DATA SUPPLIED -
____

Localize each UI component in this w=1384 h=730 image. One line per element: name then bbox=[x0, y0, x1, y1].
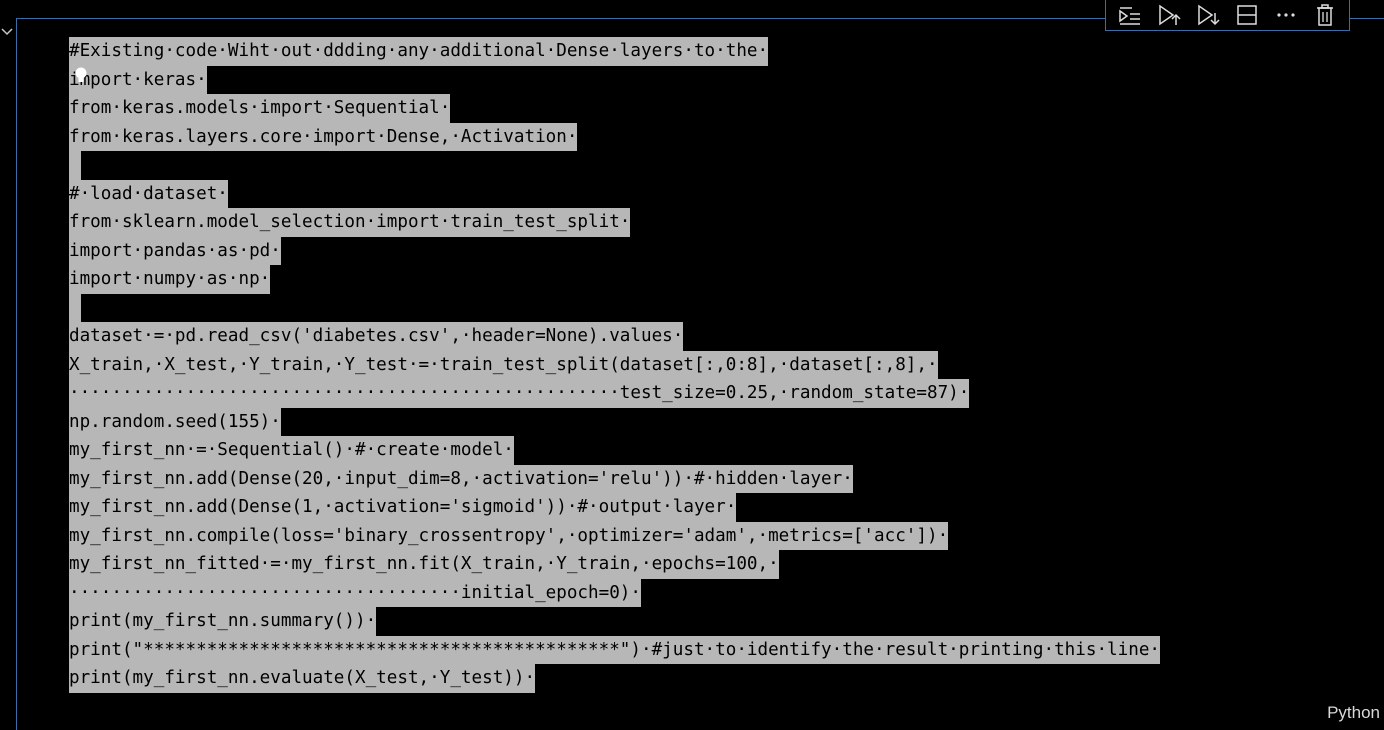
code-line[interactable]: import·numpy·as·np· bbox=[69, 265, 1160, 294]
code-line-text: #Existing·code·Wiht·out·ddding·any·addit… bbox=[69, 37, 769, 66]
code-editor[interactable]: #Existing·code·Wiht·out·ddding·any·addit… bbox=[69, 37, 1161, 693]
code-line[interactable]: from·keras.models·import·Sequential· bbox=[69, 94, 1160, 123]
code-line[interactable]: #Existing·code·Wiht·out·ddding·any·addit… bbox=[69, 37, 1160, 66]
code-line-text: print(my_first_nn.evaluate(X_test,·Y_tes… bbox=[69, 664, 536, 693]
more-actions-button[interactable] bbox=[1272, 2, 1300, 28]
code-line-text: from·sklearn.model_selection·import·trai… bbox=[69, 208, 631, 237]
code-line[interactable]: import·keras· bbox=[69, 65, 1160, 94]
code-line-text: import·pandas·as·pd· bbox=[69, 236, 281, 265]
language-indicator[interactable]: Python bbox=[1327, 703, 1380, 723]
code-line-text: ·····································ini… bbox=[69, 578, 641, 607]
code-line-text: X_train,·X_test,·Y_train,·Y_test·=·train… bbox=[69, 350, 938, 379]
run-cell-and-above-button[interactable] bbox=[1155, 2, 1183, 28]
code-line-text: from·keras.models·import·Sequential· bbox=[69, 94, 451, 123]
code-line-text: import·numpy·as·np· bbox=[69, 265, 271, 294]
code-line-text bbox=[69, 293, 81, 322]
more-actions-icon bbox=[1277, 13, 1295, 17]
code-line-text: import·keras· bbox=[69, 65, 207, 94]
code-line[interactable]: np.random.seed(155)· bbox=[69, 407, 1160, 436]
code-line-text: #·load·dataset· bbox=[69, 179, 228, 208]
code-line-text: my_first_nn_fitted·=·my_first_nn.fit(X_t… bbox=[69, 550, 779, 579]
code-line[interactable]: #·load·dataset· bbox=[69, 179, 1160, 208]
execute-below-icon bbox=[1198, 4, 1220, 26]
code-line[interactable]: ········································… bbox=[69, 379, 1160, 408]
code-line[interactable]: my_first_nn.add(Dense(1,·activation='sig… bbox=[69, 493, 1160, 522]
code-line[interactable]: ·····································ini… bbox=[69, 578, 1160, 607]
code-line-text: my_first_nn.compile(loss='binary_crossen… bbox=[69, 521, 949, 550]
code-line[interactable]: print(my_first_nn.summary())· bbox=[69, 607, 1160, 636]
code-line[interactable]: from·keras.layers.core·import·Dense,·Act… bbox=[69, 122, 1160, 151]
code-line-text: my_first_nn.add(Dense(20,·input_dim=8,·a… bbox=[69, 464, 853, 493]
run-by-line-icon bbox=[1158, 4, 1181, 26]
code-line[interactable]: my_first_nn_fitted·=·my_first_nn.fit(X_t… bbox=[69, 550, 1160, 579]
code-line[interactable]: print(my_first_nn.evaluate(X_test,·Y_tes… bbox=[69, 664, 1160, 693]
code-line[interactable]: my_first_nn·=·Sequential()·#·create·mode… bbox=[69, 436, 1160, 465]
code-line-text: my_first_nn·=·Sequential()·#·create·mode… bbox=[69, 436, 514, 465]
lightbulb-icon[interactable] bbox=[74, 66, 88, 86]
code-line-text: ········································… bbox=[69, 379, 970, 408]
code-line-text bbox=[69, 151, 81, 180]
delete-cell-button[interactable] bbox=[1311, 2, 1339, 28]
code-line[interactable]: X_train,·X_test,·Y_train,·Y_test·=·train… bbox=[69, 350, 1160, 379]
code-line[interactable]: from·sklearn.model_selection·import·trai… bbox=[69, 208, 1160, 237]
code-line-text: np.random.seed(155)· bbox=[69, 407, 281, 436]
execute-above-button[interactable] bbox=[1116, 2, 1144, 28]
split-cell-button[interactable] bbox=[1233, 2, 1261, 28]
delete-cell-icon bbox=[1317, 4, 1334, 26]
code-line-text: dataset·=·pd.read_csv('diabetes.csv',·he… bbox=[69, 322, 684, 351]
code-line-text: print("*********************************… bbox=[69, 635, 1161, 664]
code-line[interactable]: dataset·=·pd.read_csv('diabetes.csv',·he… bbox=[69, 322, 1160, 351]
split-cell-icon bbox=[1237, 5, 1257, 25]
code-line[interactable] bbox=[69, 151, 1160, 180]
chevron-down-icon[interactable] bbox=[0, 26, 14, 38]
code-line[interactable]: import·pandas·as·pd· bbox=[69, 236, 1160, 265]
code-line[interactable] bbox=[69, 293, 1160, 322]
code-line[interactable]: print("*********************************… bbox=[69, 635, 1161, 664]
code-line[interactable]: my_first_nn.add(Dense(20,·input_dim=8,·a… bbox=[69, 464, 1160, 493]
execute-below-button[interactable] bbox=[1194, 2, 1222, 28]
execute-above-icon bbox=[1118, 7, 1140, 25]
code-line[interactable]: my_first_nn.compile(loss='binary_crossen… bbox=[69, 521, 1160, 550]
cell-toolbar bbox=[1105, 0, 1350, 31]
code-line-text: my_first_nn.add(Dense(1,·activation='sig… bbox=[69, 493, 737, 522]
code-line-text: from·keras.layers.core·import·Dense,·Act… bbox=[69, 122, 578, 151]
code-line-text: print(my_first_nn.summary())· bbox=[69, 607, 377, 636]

____

INSTRUCTIONS FOR THE TASK -
Write out all of the data above word for word, leaving out the pictures.

RIGHT ANSWER -
Localize each UI component in this w=1384 h=730 image. One line per element: name then bbox=[x0, y0, x1, y1].
code-line[interactable]: import·numpy·as·np· bbox=[69, 265, 1160, 294]
code-line-text: #Existing·code·Wiht·out·ddding·any·addit… bbox=[69, 37, 769, 66]
code-editor[interactable]: #Existing·code·Wiht·out·ddding·any·addit… bbox=[69, 37, 1161, 693]
code-line[interactable]: from·keras.models·import·Sequential· bbox=[69, 94, 1160, 123]
code-line[interactable]: #Existing·code·Wiht·out·ddding·any·addit… bbox=[69, 37, 1160, 66]
code-line-text: print(my_first_nn.evaluate(X_test,·Y_tes… bbox=[69, 664, 536, 693]
more-actions-button[interactable] bbox=[1272, 2, 1300, 28]
code-line-text: from·sklearn.model_selection·import·trai… bbox=[69, 208, 631, 237]
code-line[interactable]: import·keras· bbox=[69, 65, 1160, 94]
code-line-text: import·pandas·as·pd· bbox=[69, 236, 281, 265]
language-indicator[interactable]: Python bbox=[1327, 703, 1380, 723]
code-line-text: ·····································ini… bbox=[69, 578, 641, 607]
code-line-text: X_train,·X_test,·Y_train,·Y_test·=·train… bbox=[69, 350, 938, 379]
run-cell-and-above-button[interactable] bbox=[1155, 2, 1183, 28]
code-line-text: from·keras.models·import·Sequential· bbox=[69, 94, 451, 123]
code-line-text: import·numpy·as·np· bbox=[69, 265, 271, 294]
code-line-text bbox=[69, 293, 81, 322]
more-actions-icon bbox=[1277, 13, 1295, 17]
code-line-text: import·keras· bbox=[69, 65, 207, 94]
code-line[interactable]: np.random.seed(155)· bbox=[69, 407, 1160, 436]
code-line-text: #·load·dataset· bbox=[69, 179, 228, 208]
code-line-text: my_first_nn_fitted·=·my_first_nn.fit(X_t… bbox=[69, 550, 779, 579]
code-line[interactable]: #·load·dataset· bbox=[69, 179, 1160, 208]
execute-below-icon bbox=[1198, 4, 1220, 26]
code-line[interactable]: ········································… bbox=[69, 379, 1160, 408]
code-line[interactable]: my_first_nn.add(Dense(1,·activation='sig… bbox=[69, 493, 1160, 522]
code-line[interactable]: ·····································ini… bbox=[69, 578, 1160, 607]
code-line-text: my_first_nn.compile(loss='binary_crossen… bbox=[69, 521, 949, 550]
code-line[interactable]: print(my_first_nn.summary())· bbox=[69, 607, 1160, 636]
code-line[interactable]: from·keras.layers.core·import·Dense,·Act… bbox=[69, 122, 1160, 151]
code-line-text: my_first_nn.add(Dense(20,·input_dim=8,·a… bbox=[69, 464, 853, 493]
run-by-line-icon bbox=[1158, 4, 1181, 26]
code-line[interactable]: my_first_nn_fitted·=·my_first_nn.fit(X_t… bbox=[69, 550, 1160, 579]
code-line[interactable]: print(my_first_nn.evaluate(X_test,·Y_tes… bbox=[69, 664, 1160, 693]
code-line[interactable]: my_first_nn·=·Sequential()·#·create·mode… bbox=[69, 436, 1160, 465]
code-line-text: my_first_nn·=·Sequential()·#·create·mode… bbox=[69, 436, 514, 465]
lightbulb-icon[interactable] bbox=[74, 66, 88, 86]
code-line-text: ········································… bbox=[69, 379, 970, 408]
code-line-text bbox=[69, 151, 81, 180]
delete-cell-button[interactable] bbox=[1311, 2, 1339, 28]
code-line[interactable]: X_train,·X_test,·Y_train,·Y_test·=·train… bbox=[69, 350, 1160, 379]
code-line[interactable]: from·sklearn.model_selection·import·trai… bbox=[69, 208, 1160, 237]
code-line-text: np.random.seed(155)· bbox=[69, 407, 281, 436]
execute-above-button[interactable] bbox=[1116, 2, 1144, 28]
split-cell-button[interactable] bbox=[1233, 2, 1261, 28]
delete-cell-icon bbox=[1317, 4, 1334, 26]
code-line-text: dataset·=·pd.read_csv('diabetes.csv',·he… bbox=[69, 322, 684, 351]
code-line-text: print("*********************************… bbox=[69, 635, 1161, 664]
code-line[interactable]: dataset·=·pd.read_csv('diabetes.csv',·he… bbox=[69, 322, 1160, 351]
split-cell-icon bbox=[1237, 5, 1257, 25]
code-line[interactable] bbox=[69, 151, 1160, 180]
chevron-down-icon[interactable] bbox=[0, 26, 14, 38]
code-line[interactable]: import·pandas·as·pd· bbox=[69, 236, 1160, 265]
code-line[interactable] bbox=[69, 293, 1160, 322]
code-line[interactable]: print("*********************************… bbox=[69, 635, 1161, 664]
code-line[interactable]: my_first_nn.add(Dense(20,·input_dim=8,·a… bbox=[69, 464, 1160, 493]
execute-below-button[interactable] bbox=[1194, 2, 1222, 28]
execute-above-icon bbox=[1118, 7, 1140, 25]
code-line[interactable]: my_first_nn.compile(loss='binary_crossen… bbox=[69, 521, 1160, 550]
cell-toolbar bbox=[1105, 0, 1350, 31]
code-line-text: my_first_nn.add(Dense(1,·activation='sig… bbox=[69, 493, 737, 522]
code-line-text: from·keras.layers.core·import·Dense,·Act… bbox=[69, 122, 578, 151]
code-line-text: print(my_first_nn.summary())· bbox=[69, 607, 377, 636]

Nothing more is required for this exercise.